### Source material
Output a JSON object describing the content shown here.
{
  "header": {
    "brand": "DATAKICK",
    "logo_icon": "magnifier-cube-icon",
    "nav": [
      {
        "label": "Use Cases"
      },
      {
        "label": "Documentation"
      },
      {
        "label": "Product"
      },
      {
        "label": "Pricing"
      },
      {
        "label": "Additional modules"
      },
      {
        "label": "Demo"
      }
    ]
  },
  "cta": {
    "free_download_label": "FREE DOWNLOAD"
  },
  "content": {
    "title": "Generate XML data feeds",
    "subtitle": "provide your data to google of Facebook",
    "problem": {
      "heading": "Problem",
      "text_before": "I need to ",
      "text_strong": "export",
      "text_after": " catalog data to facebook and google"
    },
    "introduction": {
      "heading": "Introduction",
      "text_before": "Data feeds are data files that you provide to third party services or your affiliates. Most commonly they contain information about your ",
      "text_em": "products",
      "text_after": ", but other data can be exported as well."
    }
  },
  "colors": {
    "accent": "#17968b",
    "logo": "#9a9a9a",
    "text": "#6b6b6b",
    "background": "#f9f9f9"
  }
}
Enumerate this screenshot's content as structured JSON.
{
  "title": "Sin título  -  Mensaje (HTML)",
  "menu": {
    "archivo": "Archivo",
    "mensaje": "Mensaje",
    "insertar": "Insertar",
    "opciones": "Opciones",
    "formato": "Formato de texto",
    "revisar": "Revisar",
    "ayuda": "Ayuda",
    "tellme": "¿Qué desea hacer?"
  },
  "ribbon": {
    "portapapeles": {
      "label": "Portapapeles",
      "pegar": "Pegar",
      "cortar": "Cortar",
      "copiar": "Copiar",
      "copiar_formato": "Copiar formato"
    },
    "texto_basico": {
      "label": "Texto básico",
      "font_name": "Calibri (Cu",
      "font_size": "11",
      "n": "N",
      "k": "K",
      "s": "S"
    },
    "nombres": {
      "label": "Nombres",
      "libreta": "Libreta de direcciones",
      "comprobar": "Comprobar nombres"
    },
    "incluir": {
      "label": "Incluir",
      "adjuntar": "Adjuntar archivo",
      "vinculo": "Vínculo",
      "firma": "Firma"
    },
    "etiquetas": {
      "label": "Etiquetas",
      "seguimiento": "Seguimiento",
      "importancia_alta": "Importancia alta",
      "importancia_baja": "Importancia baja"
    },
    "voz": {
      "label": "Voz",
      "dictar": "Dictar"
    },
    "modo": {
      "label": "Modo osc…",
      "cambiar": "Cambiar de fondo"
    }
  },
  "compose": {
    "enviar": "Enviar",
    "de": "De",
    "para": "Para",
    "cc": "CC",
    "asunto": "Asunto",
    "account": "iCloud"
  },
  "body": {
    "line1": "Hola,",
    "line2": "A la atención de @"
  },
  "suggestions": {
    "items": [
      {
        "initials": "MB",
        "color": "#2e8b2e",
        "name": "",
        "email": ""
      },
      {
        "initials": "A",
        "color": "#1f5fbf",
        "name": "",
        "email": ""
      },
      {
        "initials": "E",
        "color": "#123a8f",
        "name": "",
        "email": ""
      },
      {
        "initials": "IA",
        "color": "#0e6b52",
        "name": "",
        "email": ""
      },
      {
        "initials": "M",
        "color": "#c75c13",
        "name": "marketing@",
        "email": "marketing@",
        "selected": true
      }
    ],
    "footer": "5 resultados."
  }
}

### Required work
Quote the whole listing above, leaving nothing out.

### Complete output
Output a JSON object describing the content shown here.
{
  "header": {
    "brand": "DATAKICK",
    "logo_icon": "magnifier-cube-icon",
    "nav": [
      {
        "label": "Use Cases"
      },
      {
        "label": "Documentation"
      },
      {
        "label": "Product"
      },
      {
        "label": "Pricing"
      },
      {
        "label": "Additional modules"
      },
      {
        "label": "Demo"
      }
    ]
  },
  "cta": {
    "free_download_label": "FREE DOWNLOAD"
  },
  "content": {
    "title": "Generate XML data feeds",
    "subtitle": "provide your data to google of Facebook",
    "problem": {
      "heading": "Problem",
      "text_before": "I need to ",
      "text_strong": "export",
      "text_after": " catalog data to facebook and google"
    },
    "introduction": {
      "heading": "Introduction",
      "text_before": "Data feeds are data files that you provide to third party services or your affiliates. Most commonly they contain information about your ",
      "text_em": "products",
      "text_after": ", but other data can be exported as well."
    }
  },
  "colors": {
    "accent": "#17968b",
    "logo": "#9a9a9a",
    "text": "#6b6b6b",
    "background": "#f9f9f9"
  }
}
Enumerate this screenshot's content as structured JSON.
{
  "title": "Sin título  -  Mensaje (HTML)",
  "menu": {
    "archivo": "Archivo",
    "mensaje": "Mensaje",
    "insertar": "Insertar",
    "opciones": "Opciones",
    "formato": "Formato de texto",
    "revisar": "Revisar",
    "ayuda": "Ayuda",
    "tellme": "¿Qué desea hacer?"
  },
  "ribbon": {
    "portapapeles": {
      "label": "Portapapeles",
      "pegar": "Pegar",
      "cortar": "Cortar",
      "copiar": "Copiar",
      "copiar_formato": "Copiar formato"
    },
    "texto_basico": {
      "label": "Texto básico",
      "font_name": "Calibri (Cu",
      "font_size": "11",
      "n": "N",
      "k": "K",
      "s": "S"
    },
    "nombres": {
      "label": "Nombres",
      "libreta": "Libreta de direcciones",
      "comprobar": "Comprobar nombres"
    },
    "incluir": {
      "label": "Incluir",
      "adjuntar": "Adjuntar archivo",
      "vinculo": "Vínculo",
      "firma": "Firma"
    },
    "etiquetas": {
      "label": "Etiquetas",
      "seguimiento": "Seguimiento",
      "importancia_alta": "Importancia alta",
      "importancia_baja": "Importancia baja"
    },
    "voz": {
      "label": "Voz",
      "dictar": "Dictar"
    },
    "modo": {
      "label": "Modo osc…",
      "cambiar": "Cambiar de fondo"
    }
  },
  "compose": {
    "enviar": "Enviar",
    "de": "De",
    "para": "Para",
    "cc": "CC",
    "asunto": "Asunto",
    "account": "iCloud"
  },
  "body": {
    "line1": "Hola,",
    "line2": "A la atención de @"
  },
  "suggestions": {
    "items": [
      {
        "initials": "MB",
        "color": "#2e8b2e",
        "name": "",
        "email": ""
      },
      {
        "initials": "A",
        "color": "#1f5fbf",
        "name": "",
        "email": ""
      },
      {
        "initials": "E",
        "color": "#123a8f",
        "name": "",
        "email": ""
      },
      {
        "initials": "IA",
        "color": "#0e6b52",
        "name": "",
        "email": ""
      },
      {
        "initials": "M",
        "color": "#c75c13",
        "name": "marketing@",
        "email": "marketing@",
        "selected": true
      }
    ],
    "footer": "5 resultados."
  }
}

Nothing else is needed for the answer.